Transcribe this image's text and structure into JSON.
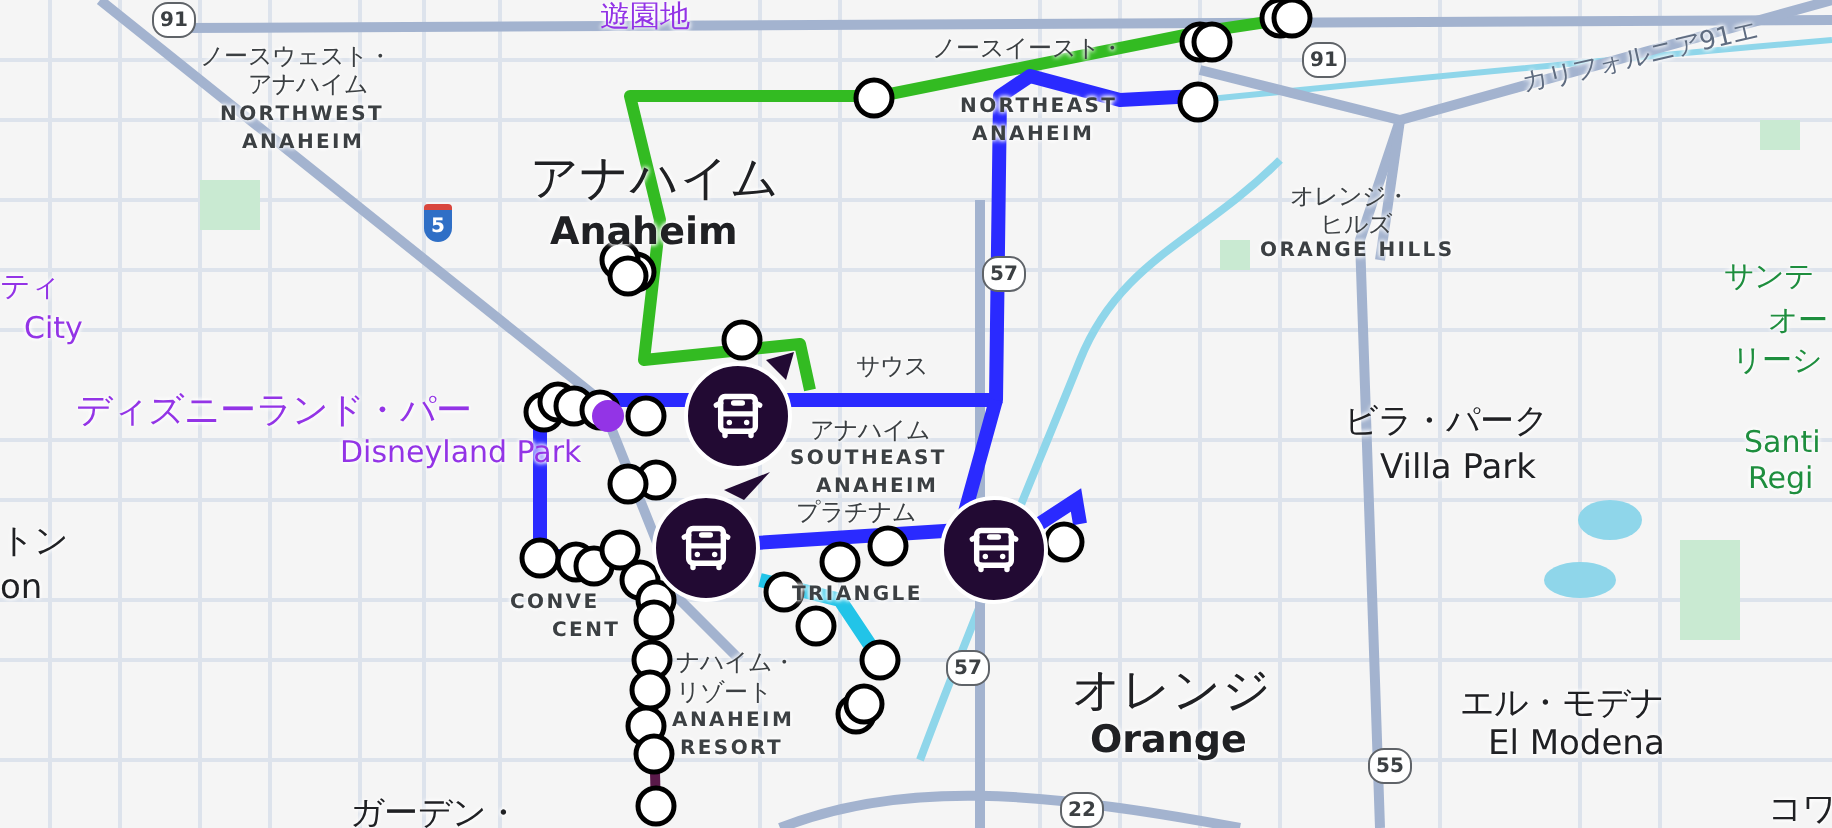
{
  "map": {
    "labels": [
      {
        "kind": "poi",
        "text": "遊園地"
      },
      {
        "kind": "area",
        "text": "ノースウェスト・"
      },
      {
        "kind": "area",
        "text": "アナハイム"
      },
      {
        "kind": "area-en",
        "text": "NORTHWEST"
      },
      {
        "kind": "area-en",
        "text": "ANAHEIM"
      },
      {
        "kind": "city",
        "text": "アナハイム"
      },
      {
        "kind": "city-en",
        "text": "Anaheim"
      },
      {
        "kind": "area",
        "text": "ノースイースト・"
      },
      {
        "kind": "area-en",
        "text": "NORTHEAST"
      },
      {
        "kind": "area-en",
        "text": "ANAHEIM"
      },
      {
        "kind": "area",
        "text": "オレンジ・"
      },
      {
        "kind": "area",
        "text": "ヒルズ"
      },
      {
        "kind": "area-en",
        "text": "ORANGE HILLS"
      },
      {
        "kind": "road",
        "text": "カリフォルニア91エ"
      },
      {
        "kind": "park",
        "text": "サンテ"
      },
      {
        "kind": "park",
        "text": "オー"
      },
      {
        "kind": "park",
        "text": "リーシ"
      },
      {
        "kind": "park",
        "text": "Santi"
      },
      {
        "kind": "park",
        "text": "Regi"
      },
      {
        "kind": "poi",
        "text": "ティ"
      },
      {
        "kind": "poi",
        "text": "City"
      },
      {
        "kind": "poi-big",
        "text": "ディズニーランド・パー"
      },
      {
        "kind": "poi",
        "text": "Disneyland Park"
      },
      {
        "kind": "area",
        "text": "サウス"
      },
      {
        "kind": "area",
        "text": "アナハイム"
      },
      {
        "kind": "area-en",
        "text": "SOUTHEAST"
      },
      {
        "kind": "area-en",
        "text": "ANAHEIM"
      },
      {
        "kind": "area",
        "text": "プラチナム"
      },
      {
        "kind": "area-en",
        "text": "TRIANGLE"
      },
      {
        "kind": "town",
        "text": "トン"
      },
      {
        "kind": "town",
        "text": "on"
      },
      {
        "kind": "area-en",
        "text": "CONVE"
      },
      {
        "kind": "area-en",
        "text": "CENT"
      },
      {
        "kind": "area",
        "text": "ナハイム・"
      },
      {
        "kind": "area",
        "text": "リゾート"
      },
      {
        "kind": "area-en",
        "text": "ANAHEIM"
      },
      {
        "kind": "area-en",
        "text": "RESORT"
      },
      {
        "kind": "town",
        "text": "ガーデン・"
      },
      {
        "kind": "town",
        "text": "ビラ・パーク"
      },
      {
        "kind": "town",
        "text": "Villa Park"
      },
      {
        "kind": "city",
        "text": "オレンジ"
      },
      {
        "kind": "city-en",
        "text": "Orange"
      },
      {
        "kind": "town",
        "text": "エル・モデナ"
      },
      {
        "kind": "town",
        "text": "El Modena"
      },
      {
        "kind": "town",
        "text": "コワ"
      }
    ],
    "shields": [
      {
        "kind": "state",
        "text": "91"
      },
      {
        "kind": "interstate",
        "text": "5"
      },
      {
        "kind": "state",
        "text": "91"
      },
      {
        "kind": "state",
        "text": "57"
      },
      {
        "kind": "state",
        "text": "57"
      },
      {
        "kind": "state",
        "text": "55"
      },
      {
        "kind": "state",
        "text": "22"
      }
    ]
  }
}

******************************

▶ Required work: In this exercise, set down all of the data exactly, without the pictures.

▶ Response to this task:
Transcribe this image's text and structure into JSON.
{
  "map": {
    "labels": [
      {
        "kind": "poi",
        "text": "遊園地"
      },
      {
        "kind": "area",
        "text": "ノースウェスト・"
      },
      {
        "kind": "area",
        "text": "アナハイム"
      },
      {
        "kind": "area-en",
        "text": "NORTHWEST"
      },
      {
        "kind": "area-en",
        "text": "ANAHEIM"
      },
      {
        "kind": "city",
        "text": "アナハイム"
      },
      {
        "kind": "city-en",
        "text": "Anaheim"
      },
      {
        "kind": "area",
        "text": "ノースイースト・"
      },
      {
        "kind": "area-en",
        "text": "NORTHEAST"
      },
      {
        "kind": "area-en",
        "text": "ANAHEIM"
      },
      {
        "kind": "area",
        "text": "オレンジ・"
      },
      {
        "kind": "area",
        "text": "ヒルズ"
      },
      {
        "kind": "area-en",
        "text": "ORANGE HILLS"
      },
      {
        "kind": "road",
        "text": "カリフォルニア91エ"
      },
      {
        "kind": "park",
        "text": "サンテ"
      },
      {
        "kind": "park",
        "text": "オー"
      },
      {
        "kind": "park",
        "text": "リーシ"
      },
      {
        "kind": "park",
        "text": "Santi"
      },
      {
        "kind": "park",
        "text": "Regi"
      },
      {
        "kind": "poi",
        "text": "ティ"
      },
      {
        "kind": "poi",
        "text": "City"
      },
      {
        "kind": "poi-big",
        "text": "ディズニーランド・パー"
      },
      {
        "kind": "poi",
        "text": "Disneyland Park"
      },
      {
        "kind": "area",
        "text": "サウス"
      },
      {
        "kind": "area",
        "text": "アナハイム"
      },
      {
        "kind": "area-en",
        "text": "SOUTHEAST"
      },
      {
        "kind": "area-en",
        "text": "ANAHEIM"
      },
      {
        "kind": "area",
        "text": "プラチナム"
      },
      {
        "kind": "area-en",
        "text": "TRIANGLE"
      },
      {
        "kind": "town",
        "text": "トン"
      },
      {
        "kind": "town",
        "text": "on"
      },
      {
        "kind": "area-en",
        "text": "CONVE"
      },
      {
        "kind": "area-en",
        "text": "CENT"
      },
      {
        "kind": "area",
        "text": "ナハイム・"
      },
      {
        "kind": "area",
        "text": "リゾート"
      },
      {
        "kind": "area-en",
        "text": "ANAHEIM"
      },
      {
        "kind": "area-en",
        "text": "RESORT"
      },
      {
        "kind": "town",
        "text": "ガーデン・"
      },
      {
        "kind": "town",
        "text": "ビラ・パーク"
      },
      {
        "kind": "town",
        "text": "Villa Park"
      },
      {
        "kind": "city",
        "text": "オレンジ"
      },
      {
        "kind": "city-en",
        "text": "Orange"
      },
      {
        "kind": "town",
        "text": "エル・モデナ"
      },
      {
        "kind": "town",
        "text": "El Modena"
      },
      {
        "kind": "town",
        "text": "コワ"
      }
    ],
    "shields": [
      {
        "kind": "state",
        "text": "91"
      },
      {
        "kind": "interstate",
        "text": "5"
      },
      {
        "kind": "state",
        "text": "91"
      },
      {
        "kind": "state",
        "text": "57"
      },
      {
        "kind": "state",
        "text": "57"
      },
      {
        "kind": "state",
        "text": "55"
      },
      {
        "kind": "state",
        "text": "22"
      }
    ]
  }
}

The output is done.